(Data items)
>> start
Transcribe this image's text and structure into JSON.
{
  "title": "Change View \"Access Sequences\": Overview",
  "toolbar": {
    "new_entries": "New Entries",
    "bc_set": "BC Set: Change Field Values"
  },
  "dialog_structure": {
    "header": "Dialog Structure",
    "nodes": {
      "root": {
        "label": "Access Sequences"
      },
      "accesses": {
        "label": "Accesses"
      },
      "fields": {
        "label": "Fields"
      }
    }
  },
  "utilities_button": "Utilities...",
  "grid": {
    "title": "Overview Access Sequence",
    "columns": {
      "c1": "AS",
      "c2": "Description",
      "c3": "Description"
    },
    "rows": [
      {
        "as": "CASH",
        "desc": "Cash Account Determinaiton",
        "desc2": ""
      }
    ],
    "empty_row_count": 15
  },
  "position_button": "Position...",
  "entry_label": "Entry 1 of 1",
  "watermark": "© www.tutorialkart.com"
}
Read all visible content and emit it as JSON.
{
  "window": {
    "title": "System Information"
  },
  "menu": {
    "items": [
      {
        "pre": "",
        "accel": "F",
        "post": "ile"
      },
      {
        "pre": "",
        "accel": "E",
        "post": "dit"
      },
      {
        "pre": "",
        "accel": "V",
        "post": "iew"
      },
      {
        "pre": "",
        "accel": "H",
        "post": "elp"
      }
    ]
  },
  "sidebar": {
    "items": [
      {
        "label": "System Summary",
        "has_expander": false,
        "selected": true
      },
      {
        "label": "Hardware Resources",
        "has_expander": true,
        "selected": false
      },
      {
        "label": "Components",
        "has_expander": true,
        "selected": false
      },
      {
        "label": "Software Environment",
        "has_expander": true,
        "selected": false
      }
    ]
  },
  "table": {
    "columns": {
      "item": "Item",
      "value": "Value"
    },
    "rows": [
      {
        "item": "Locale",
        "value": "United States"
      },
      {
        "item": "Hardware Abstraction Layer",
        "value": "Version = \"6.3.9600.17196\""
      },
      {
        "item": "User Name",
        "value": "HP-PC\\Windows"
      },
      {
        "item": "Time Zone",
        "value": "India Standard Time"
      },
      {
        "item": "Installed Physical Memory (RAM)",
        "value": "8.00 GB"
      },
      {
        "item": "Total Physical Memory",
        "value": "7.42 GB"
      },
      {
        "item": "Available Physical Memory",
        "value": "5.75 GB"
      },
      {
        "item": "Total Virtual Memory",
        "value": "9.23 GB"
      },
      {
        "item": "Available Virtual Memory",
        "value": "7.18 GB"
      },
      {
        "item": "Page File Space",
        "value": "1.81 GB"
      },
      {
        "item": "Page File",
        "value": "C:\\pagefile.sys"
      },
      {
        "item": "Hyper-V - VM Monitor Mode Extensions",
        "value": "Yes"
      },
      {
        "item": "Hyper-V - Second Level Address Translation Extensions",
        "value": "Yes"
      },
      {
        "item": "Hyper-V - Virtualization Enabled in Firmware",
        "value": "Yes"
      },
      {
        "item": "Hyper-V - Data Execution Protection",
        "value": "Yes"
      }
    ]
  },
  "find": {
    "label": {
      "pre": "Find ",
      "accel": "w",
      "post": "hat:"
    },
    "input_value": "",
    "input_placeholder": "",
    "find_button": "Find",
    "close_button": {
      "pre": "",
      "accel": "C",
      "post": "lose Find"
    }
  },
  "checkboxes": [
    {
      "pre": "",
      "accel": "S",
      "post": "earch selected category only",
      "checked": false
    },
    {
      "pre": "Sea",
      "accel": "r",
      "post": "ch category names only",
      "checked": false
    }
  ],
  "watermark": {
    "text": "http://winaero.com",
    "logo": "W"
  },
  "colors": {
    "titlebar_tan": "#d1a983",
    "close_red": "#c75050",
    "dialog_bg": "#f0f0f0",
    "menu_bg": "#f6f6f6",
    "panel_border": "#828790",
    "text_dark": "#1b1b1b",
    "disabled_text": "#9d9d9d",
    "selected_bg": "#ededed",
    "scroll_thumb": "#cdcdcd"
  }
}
>> end
> Your goal: Retype the whole listing, matching it exactly.

> Response:
Transcribe this image's text and structure into JSON.
{
  "title": "Change View \"Access Sequences\": Overview",
  "toolbar": {
    "new_entries": "New Entries",
    "bc_set": "BC Set: Change Field Values"
  },
  "dialog_structure": {
    "header": "Dialog Structure",
    "nodes": {
      "root": {
        "label": "Access Sequences"
      },
      "accesses": {
        "label": "Accesses"
      },
      "fields": {
        "label": "Fields"
      }
    }
  },
  "utilities_button": "Utilities...",
  "grid": {
    "title": "Overview Access Sequence",
    "columns": {
      "c1": "AS",
      "c2": "Description",
      "c3": "Description"
    },
    "rows": [
      {
        "as": "CASH",
        "desc": "Cash Account Determinaiton",
        "desc2": ""
      }
    ],
    "empty_row_count": 15
  },
  "position_button": "Position...",
  "entry_label": "Entry 1 of 1",
  "watermark": "© www.tutorialkart.com"
}
Read all visible content and emit it as JSON.
{
  "window": {
    "title": "System Information"
  },
  "menu": {
    "items": [
      {
        "pre": "",
        "accel": "F",
        "post": "ile"
      },
      {
        "pre": "",
        "accel": "E",
        "post": "dit"
      },
      {
        "pre": "",
        "accel": "V",
        "post": "iew"
      },
      {
        "pre": "",
        "accel": "H",
        "post": "elp"
      }
    ]
  },
  "sidebar": {
    "items": [
      {
        "label": "System Summary",
        "has_expander": false,
        "selected": true
      },
      {
        "label": "Hardware Resources",
        "has_expander": true,
        "selected": false
      },
      {
        "label": "Components",
        "has_expander": true,
        "selected": false
      },
      {
        "label": "Software Environment",
        "has_expander": true,
        "selected": false
      }
    ]
  },
  "table": {
    "columns": {
      "item": "Item",
      "value": "Value"
    },
    "rows": [
      {
        "item": "Locale",
        "value": "United States"
      },
      {
        "item": "Hardware Abstraction Layer",
        "value": "Version = \"6.3.9600.17196\""
      },
      {
        "item": "User Name",
        "value": "HP-PC\\Windows"
      },
      {
        "item": "Time Zone",
        "value": "India Standard Time"
      },
      {
        "item": "Installed Physical Memory (RAM)",
        "value": "8.00 GB"
      },
      {
        "item": "Total Physical Memory",
        "value": "7.42 GB"
      },
      {
        "item": "Available Physical Memory",
        "value": "5.75 GB"
      },
      {
        "item": "Total Virtual Memory",
        "value": "9.23 GB"
      },
      {
        "item": "Available Virtual Memory",
        "value": "7.18 GB"
      },
      {
        "item": "Page File Space",
        "value": "1.81 GB"
      },
      {
        "item": "Page File",
        "value": "C:\\pagefile.sys"
      },
      {
        "item": "Hyper-V - VM Monitor Mode Extensions",
        "value": "Yes"
      },
      {
        "item": "Hyper-V - Second Level Address Translation Extensions",
        "value": "Yes"
      },
      {
        "item": "Hyper-V - Virtualization Enabled in Firmware",
        "value": "Yes"
      },
      {
        "item": "Hyper-V - Data Execution Protection",
        "value": "Yes"
      }
    ]
  },
  "find": {
    "label": {
      "pre": "Find ",
      "accel": "w",
      "post": "hat:"
    },
    "input_value": "",
    "input_placeholder": "",
    "find_button": "Find",
    "close_button": {
      "pre": "",
      "accel": "C",
      "post": "lose Find"
    }
  },
  "checkboxes": [
    {
      "pre": "",
      "accel": "S",
      "post": "earch selected category only",
      "checked": false
    },
    {
      "pre": "Sea",
      "accel": "r",
      "post": "ch category names only",
      "checked": false
    }
  ],
  "watermark": {
    "text": "http://winaero.com",
    "logo": "W"
  },
  "colors": {
    "titlebar_tan": "#d1a983",
    "close_red": "#c75050",
    "dialog_bg": "#f0f0f0",
    "menu_bg": "#f6f6f6",
    "panel_border": "#828790",
    "text_dark": "#1b1b1b",
    "disabled_text": "#9d9d9d",
    "selected_bg": "#ededed",
    "scroll_thumb": "#cdcdcd"
  }
}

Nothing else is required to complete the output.